**Exercise requirements**
Every line of the listing must be reproduced as it stands. Leave the images behind.

********

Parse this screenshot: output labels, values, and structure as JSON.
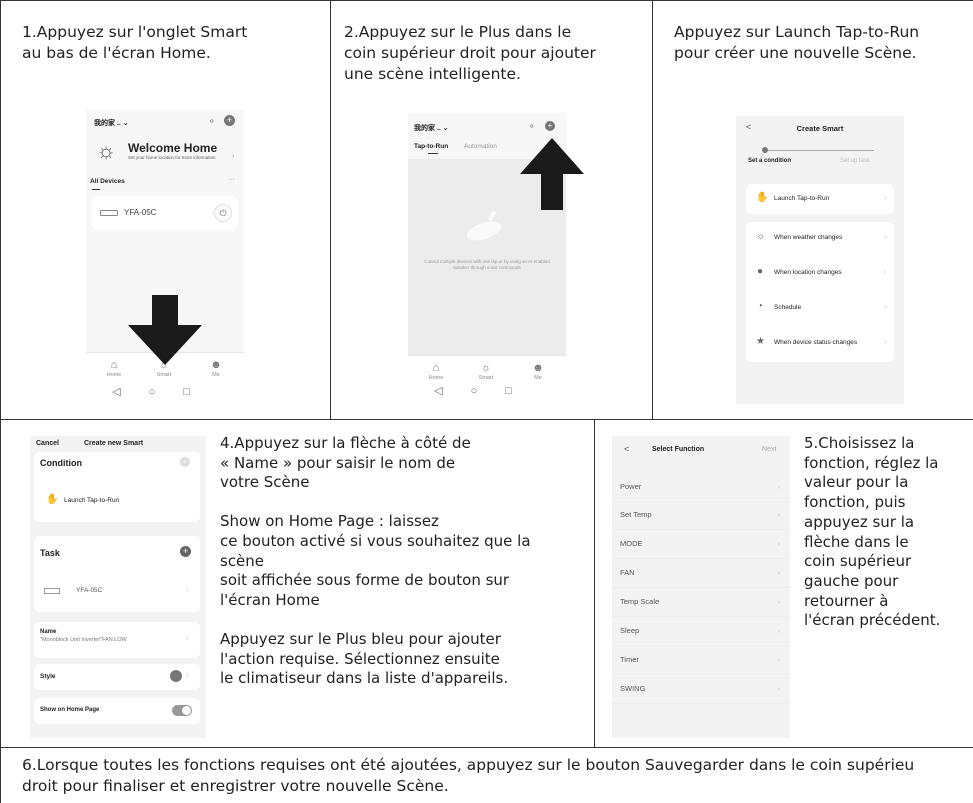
{
  "steps": {
    "s1": {
      "text": "1.Appuyez sur l'onglet Smart\nau bas de l'écran Home."
    },
    "s2": {
      "text": "2.Appuyez sur le Plus dans le\ncoin supérieur droit pour ajouter\nune scène intelligente."
    },
    "s3": {
      "text": "Appuyez sur Launch Tap-to-Run\npour créer une nouvelle Scène."
    },
    "s4": {
      "text": "4.Appuyez sur la flèche à côté de\n« Name » pour saisir le nom de\nvotre Scène\n\nShow on Home Page : laissez\nce bouton activé si vous souhaitez que la\nscène\nsoit affichée sous forme de bouton sur\nl'écran Home\n\nAppuyez sur le Plus bleu pour ajouter\nl'action requise. Sélectionnez ensuite\nle climatiseur dans la liste d'appareils."
    },
    "s5": {
      "text": "5.Choisissez la\nfonction, réglez la\nvaleur pour la\nfonction, puis\nappuyez sur la\nflèche dans le\ncoin supérieur\ngauche pour\nretourner à\nl'écran précédent."
    },
    "s6": {
      "text": "6.Lorsque toutes les fonctions requises ont été ajoutées, appuyez sur le bouton Sauvegarder dans le coin supérieu\ndroit pour finaliser et enregistrer votre nouvelle Scène."
    }
  },
  "screen1": {
    "home_name": "我的家 .. ⌄",
    "welcome_title": "Welcome Home",
    "welcome_sub": "Set your home location for more information",
    "all_devices": "All Devices",
    "more": "···",
    "device_name": "YFA-05C",
    "nav": [
      "Home",
      "Smart",
      "Me"
    ]
  },
  "screen2": {
    "home_name": "我的家 .. ⌄",
    "tab_active": "Tap-to-Run",
    "tab_other": "Automation",
    "empty_text": "Control multiple devices with one tap or by using an AI-enabled speaker through voice commands",
    "nav": [
      "Home",
      "Smart",
      "Me"
    ]
  },
  "screen3": {
    "back": "<",
    "title": "Create Smart",
    "step1": "Set a condition",
    "step2": "Set up task",
    "options": [
      "Launch Tap-to-Run",
      "When weather changes",
      "When location changes",
      "Schedule",
      "When device status changes"
    ]
  },
  "screen4": {
    "cancel": "Cancel",
    "title": "Create new Smart",
    "condition": "Condition",
    "condition_item": "Launch Tap-to-Run",
    "task": "Task",
    "task_item": "YFA-05C",
    "name_label": "Name",
    "name_value": "\"Monoblock Unit Inverter\"FAN:LOW",
    "style": "Style",
    "show_home": "Show on Home Page"
  },
  "screen5": {
    "back": "<",
    "title": "Select Function",
    "next": "Next",
    "functions": [
      "Power",
      "Set Temp",
      "MODE",
      "FAN",
      "Temp Scale",
      "Sleep",
      "Timer",
      "SWING"
    ]
  }
}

********

**Full output**
Parse this screenshot: output labels, values, and structure as JSON.
{
  "steps": {
    "s1": {
      "text": "1.Appuyez sur l'onglet Smart\nau bas de l'écran Home."
    },
    "s2": {
      "text": "2.Appuyez sur le Plus dans le\ncoin supérieur droit pour ajouter\nune scène intelligente."
    },
    "s3": {
      "text": "Appuyez sur Launch Tap-to-Run\npour créer une nouvelle Scène."
    },
    "s4": {
      "text": "4.Appuyez sur la flèche à côté de\n« Name » pour saisir le nom de\nvotre Scène\n\nShow on Home Page : laissez\nce bouton activé si vous souhaitez que la\nscène\nsoit affichée sous forme de bouton sur\nl'écran Home\n\nAppuyez sur le Plus bleu pour ajouter\nl'action requise. Sélectionnez ensuite\nle climatiseur dans la liste d'appareils."
    },
    "s5": {
      "text": "5.Choisissez la\nfonction, réglez la\nvaleur pour la\nfonction, puis\nappuyez sur la\nflèche dans le\ncoin supérieur\ngauche pour\nretourner à\nl'écran précédent."
    },
    "s6": {
      "text": "6.Lorsque toutes les fonctions requises ont été ajoutées, appuyez sur le bouton Sauvegarder dans le coin supérieu\ndroit pour finaliser et enregistrer votre nouvelle Scène."
    }
  },
  "screen1": {
    "home_name": "我的家 .. ⌄",
    "welcome_title": "Welcome Home",
    "welcome_sub": "Set your home location for more information",
    "all_devices": "All Devices",
    "more": "···",
    "device_name": "YFA-05C",
    "nav": [
      "Home",
      "Smart",
      "Me"
    ]
  },
  "screen2": {
    "home_name": "我的家 .. ⌄",
    "tab_active": "Tap-to-Run",
    "tab_other": "Automation",
    "empty_text": "Control multiple devices with one tap or by using an AI-enabled speaker through voice commands",
    "nav": [
      "Home",
      "Smart",
      "Me"
    ]
  },
  "screen3": {
    "back": "<",
    "title": "Create Smart",
    "step1": "Set a condition",
    "step2": "Set up task",
    "options": [
      "Launch Tap-to-Run",
      "When weather changes",
      "When location changes",
      "Schedule",
      "When device status changes"
    ]
  },
  "screen4": {
    "cancel": "Cancel",
    "title": "Create new Smart",
    "condition": "Condition",
    "condition_item": "Launch Tap-to-Run",
    "task": "Task",
    "task_item": "YFA-05C",
    "name_label": "Name",
    "name_value": "\"Monoblock Unit Inverter\"FAN:LOW",
    "style": "Style",
    "show_home": "Show on Home Page"
  },
  "screen5": {
    "back": "<",
    "title": "Select Function",
    "next": "Next",
    "functions": [
      "Power",
      "Set Temp",
      "MODE",
      "FAN",
      "Temp Scale",
      "Sleep",
      "Timer",
      "SWING"
    ]
  }
}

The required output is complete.